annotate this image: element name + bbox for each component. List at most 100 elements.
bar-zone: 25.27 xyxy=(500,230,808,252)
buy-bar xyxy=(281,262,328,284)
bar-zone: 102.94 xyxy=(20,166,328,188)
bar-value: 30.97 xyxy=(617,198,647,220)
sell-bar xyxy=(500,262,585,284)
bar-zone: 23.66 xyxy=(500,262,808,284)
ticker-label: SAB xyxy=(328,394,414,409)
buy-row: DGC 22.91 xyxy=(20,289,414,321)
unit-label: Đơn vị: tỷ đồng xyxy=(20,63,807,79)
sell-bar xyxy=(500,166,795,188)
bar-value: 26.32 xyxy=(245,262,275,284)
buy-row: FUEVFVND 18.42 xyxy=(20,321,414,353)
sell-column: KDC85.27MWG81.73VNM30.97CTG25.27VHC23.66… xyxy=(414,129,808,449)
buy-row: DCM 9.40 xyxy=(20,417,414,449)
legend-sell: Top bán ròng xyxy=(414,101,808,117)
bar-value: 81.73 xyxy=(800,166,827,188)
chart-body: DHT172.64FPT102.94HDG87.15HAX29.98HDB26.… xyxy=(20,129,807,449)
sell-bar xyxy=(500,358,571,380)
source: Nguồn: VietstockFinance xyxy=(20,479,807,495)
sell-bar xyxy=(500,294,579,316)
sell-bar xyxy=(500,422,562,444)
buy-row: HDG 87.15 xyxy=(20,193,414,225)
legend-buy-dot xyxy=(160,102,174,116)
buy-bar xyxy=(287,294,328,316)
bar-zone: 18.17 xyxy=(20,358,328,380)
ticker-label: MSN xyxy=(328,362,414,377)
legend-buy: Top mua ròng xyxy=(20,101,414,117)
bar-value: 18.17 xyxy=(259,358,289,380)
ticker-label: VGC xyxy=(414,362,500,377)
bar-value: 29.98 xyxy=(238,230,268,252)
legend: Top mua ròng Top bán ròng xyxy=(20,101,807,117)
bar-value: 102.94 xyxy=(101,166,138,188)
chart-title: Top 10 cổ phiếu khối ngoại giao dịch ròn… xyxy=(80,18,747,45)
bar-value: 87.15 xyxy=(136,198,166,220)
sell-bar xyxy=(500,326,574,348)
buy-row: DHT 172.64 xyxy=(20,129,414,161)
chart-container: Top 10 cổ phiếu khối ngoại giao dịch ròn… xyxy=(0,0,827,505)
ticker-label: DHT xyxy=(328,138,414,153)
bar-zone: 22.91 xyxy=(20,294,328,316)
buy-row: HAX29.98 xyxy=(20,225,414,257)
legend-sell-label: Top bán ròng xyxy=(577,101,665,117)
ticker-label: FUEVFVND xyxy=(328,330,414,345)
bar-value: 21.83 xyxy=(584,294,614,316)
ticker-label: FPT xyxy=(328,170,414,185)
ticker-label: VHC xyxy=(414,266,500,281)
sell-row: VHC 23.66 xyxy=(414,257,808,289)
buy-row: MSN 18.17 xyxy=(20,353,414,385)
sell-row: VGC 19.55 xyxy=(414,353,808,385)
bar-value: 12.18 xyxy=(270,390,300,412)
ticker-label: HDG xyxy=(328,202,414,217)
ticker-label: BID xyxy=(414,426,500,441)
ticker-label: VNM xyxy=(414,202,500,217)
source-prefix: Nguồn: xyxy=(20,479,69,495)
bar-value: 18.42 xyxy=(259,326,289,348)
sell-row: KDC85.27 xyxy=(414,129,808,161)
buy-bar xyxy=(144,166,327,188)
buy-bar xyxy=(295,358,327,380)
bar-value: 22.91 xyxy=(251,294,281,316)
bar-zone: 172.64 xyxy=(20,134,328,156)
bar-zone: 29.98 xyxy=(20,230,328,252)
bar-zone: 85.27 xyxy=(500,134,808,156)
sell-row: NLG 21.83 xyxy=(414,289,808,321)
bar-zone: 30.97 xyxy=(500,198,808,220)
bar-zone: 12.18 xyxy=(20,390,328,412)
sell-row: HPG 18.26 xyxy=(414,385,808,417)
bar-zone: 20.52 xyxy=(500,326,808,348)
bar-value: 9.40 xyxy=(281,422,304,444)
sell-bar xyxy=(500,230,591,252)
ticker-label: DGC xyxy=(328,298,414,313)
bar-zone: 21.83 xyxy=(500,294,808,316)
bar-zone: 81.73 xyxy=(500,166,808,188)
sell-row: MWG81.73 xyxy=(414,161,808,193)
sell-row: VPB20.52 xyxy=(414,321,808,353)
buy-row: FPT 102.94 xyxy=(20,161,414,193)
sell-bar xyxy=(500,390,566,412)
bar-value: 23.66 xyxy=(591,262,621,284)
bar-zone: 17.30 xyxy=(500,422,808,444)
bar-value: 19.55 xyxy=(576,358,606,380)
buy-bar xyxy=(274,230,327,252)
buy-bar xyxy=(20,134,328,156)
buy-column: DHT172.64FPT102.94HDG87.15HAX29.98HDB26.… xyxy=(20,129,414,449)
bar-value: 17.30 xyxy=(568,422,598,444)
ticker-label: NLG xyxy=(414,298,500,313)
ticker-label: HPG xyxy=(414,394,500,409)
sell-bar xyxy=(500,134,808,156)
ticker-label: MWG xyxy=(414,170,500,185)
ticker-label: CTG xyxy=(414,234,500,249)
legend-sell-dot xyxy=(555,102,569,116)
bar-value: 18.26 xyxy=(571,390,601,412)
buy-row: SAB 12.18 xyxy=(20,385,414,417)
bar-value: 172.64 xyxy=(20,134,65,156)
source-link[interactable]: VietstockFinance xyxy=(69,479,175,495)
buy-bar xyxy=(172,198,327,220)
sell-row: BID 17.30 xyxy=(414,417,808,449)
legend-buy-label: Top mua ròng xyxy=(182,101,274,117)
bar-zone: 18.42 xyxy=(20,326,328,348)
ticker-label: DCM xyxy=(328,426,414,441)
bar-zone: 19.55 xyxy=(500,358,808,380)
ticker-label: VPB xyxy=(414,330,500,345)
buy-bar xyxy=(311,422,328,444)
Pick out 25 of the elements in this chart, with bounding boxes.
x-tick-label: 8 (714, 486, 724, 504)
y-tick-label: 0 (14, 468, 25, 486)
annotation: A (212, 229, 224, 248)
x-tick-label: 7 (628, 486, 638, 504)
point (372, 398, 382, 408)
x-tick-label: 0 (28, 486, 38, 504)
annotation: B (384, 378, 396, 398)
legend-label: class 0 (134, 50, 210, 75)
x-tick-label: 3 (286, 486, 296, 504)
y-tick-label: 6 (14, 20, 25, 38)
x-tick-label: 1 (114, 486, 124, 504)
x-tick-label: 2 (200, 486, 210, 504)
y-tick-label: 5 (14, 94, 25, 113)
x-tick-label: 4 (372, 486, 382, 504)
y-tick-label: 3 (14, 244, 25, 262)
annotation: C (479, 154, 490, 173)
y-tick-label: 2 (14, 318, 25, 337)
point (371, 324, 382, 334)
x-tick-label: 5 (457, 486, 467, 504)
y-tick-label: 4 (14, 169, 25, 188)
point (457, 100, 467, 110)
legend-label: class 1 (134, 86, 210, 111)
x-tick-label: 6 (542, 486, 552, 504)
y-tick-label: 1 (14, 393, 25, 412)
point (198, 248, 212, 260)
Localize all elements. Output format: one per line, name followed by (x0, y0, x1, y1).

-*-*-

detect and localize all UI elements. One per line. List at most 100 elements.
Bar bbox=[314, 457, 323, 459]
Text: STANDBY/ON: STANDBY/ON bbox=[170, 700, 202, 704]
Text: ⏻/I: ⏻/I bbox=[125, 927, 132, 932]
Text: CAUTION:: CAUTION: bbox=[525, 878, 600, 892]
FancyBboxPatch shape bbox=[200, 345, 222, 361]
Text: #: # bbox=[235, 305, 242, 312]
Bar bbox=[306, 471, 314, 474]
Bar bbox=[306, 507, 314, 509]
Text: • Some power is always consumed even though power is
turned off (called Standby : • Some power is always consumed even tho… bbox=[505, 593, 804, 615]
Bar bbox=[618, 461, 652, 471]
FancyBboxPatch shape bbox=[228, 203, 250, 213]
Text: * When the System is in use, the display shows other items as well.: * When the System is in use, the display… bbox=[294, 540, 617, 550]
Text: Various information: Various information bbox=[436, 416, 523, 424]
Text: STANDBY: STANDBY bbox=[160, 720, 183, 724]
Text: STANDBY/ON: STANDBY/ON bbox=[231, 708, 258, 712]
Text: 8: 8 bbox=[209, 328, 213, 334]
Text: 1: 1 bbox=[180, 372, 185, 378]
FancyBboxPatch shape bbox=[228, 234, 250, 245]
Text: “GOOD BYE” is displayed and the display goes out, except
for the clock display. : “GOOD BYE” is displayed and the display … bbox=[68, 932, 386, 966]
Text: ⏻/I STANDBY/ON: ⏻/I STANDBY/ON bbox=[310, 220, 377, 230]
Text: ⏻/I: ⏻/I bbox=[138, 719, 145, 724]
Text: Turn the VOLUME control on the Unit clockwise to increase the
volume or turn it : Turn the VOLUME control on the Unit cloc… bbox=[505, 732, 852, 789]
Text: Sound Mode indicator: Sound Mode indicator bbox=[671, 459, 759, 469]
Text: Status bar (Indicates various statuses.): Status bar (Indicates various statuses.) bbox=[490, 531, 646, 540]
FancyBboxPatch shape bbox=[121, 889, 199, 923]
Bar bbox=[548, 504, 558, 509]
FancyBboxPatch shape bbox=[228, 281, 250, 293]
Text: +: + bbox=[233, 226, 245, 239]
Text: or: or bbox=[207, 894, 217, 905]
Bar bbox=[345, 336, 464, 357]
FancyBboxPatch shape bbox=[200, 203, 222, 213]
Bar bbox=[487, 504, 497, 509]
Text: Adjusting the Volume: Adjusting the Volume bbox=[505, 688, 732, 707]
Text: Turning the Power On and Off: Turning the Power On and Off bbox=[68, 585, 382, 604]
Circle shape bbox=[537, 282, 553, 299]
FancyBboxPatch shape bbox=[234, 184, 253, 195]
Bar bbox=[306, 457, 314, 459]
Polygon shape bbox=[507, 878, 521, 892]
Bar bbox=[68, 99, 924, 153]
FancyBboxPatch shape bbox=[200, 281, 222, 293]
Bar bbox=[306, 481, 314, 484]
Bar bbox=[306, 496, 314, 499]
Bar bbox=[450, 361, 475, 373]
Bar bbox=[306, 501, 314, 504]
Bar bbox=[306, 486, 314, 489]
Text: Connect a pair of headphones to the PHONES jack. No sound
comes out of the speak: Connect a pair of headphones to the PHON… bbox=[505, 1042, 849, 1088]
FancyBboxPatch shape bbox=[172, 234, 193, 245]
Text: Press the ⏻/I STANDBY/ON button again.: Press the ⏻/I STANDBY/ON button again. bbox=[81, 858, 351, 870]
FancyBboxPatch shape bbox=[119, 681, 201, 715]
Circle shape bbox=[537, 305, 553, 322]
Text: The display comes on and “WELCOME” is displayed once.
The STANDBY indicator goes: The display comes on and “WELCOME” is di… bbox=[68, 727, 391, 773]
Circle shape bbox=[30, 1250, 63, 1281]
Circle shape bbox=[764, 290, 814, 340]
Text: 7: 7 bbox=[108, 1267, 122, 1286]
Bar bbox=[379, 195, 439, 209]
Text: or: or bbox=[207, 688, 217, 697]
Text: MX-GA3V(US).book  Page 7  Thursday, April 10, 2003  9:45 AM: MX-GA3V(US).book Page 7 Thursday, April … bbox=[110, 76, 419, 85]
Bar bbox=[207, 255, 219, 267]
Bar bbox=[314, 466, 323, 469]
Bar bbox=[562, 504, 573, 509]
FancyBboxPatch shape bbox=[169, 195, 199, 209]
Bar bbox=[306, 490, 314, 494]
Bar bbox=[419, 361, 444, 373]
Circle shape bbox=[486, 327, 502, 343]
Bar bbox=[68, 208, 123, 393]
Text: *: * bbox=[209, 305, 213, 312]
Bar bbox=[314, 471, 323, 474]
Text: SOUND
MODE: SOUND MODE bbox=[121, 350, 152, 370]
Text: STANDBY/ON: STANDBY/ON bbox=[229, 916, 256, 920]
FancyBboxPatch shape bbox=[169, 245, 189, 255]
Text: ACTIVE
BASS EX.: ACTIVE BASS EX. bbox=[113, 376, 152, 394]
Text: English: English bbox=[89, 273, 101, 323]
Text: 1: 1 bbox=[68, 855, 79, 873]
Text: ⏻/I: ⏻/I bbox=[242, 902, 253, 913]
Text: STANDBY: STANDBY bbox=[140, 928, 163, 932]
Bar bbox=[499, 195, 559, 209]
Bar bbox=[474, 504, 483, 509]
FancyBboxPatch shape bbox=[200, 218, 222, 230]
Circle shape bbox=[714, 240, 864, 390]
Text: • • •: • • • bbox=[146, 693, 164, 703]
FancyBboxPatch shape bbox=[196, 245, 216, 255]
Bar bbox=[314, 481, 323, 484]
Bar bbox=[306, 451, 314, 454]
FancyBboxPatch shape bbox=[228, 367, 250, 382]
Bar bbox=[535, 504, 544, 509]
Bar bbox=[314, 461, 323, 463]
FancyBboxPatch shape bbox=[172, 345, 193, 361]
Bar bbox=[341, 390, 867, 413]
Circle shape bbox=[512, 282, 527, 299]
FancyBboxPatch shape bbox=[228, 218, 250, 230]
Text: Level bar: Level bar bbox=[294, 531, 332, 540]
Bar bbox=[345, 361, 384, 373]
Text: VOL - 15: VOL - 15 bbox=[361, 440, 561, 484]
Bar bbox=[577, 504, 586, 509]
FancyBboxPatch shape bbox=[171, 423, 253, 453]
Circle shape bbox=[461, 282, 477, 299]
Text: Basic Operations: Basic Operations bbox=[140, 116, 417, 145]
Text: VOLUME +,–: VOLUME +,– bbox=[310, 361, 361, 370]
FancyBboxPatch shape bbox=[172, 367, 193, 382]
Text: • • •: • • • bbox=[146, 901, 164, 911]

-*-*-

### Exercise brief
Convert the stretch of records from the line containing "detect and localize" through the line containing "volume or turn" into a JSON list of strings, one string per line, with blank lines omitted.

### Correct answer
[
  "detect and localize all UI elements. One per line. List at most 100 elements.",
  "Bar bbox=[314, 457, 323, 459]",
  "Text: STANDBY/ON: STANDBY/ON bbox=[170, 700, 202, 704]",
  "Text: ⏻/I: ⏻/I bbox=[125, 927, 132, 932]",
  "Text: CAUTION:: CAUTION: bbox=[525, 878, 600, 892]",
  "FancyBboxPatch shape bbox=[200, 345, 222, 361]",
  "Text: #: # bbox=[235, 305, 242, 312]",
  "Bar bbox=[306, 471, 314, 474]",
  "Bar bbox=[306, 507, 314, 509]",
  "Text: • Some power is always consumed even though power is",
  "turned off (called Standby : • Some power is always consumed even tho… bbox=[505, 593, 804, 615]",
  "Bar bbox=[618, 461, 652, 471]",
  "FancyBboxPatch shape bbox=[228, 203, 250, 213]",
  "Text: * When the System is in use, the display shows other items as well.: * When the System is in use, the display… bbox=[294, 540, 617, 550]",
  "Text: Various information: Various information bbox=[436, 416, 523, 424]",
  "Text: STANDBY: STANDBY bbox=[160, 720, 183, 724]",
  "Text: STANDBY/ON: STANDBY/ON bbox=[231, 708, 258, 712]",
  "Text: 8: 8 bbox=[209, 328, 213, 334]",
  "Text: 1: 1 bbox=[180, 372, 185, 378]",
  "FancyBboxPatch shape bbox=[228, 234, 250, 245]",
  "Text: “GOOD BYE” is displayed and the display goes out, except",
  "for the clock display. : “GOOD BYE” is displayed and the display … bbox=[68, 932, 386, 966]",
  "Text: ⏻/I STANDBY/ON: ⏻/I STANDBY/ON bbox=[310, 220, 377, 230]",
  "Text: ⏻/I: ⏻/I bbox=[138, 719, 145, 724]",
  "Text: Turn the VOLUME control on the Unit clockwise to increase the",
  "volume or turn it : Turn the VOLUME control on the Unit cloc… bbox=[505, 732, 852, 789]"
]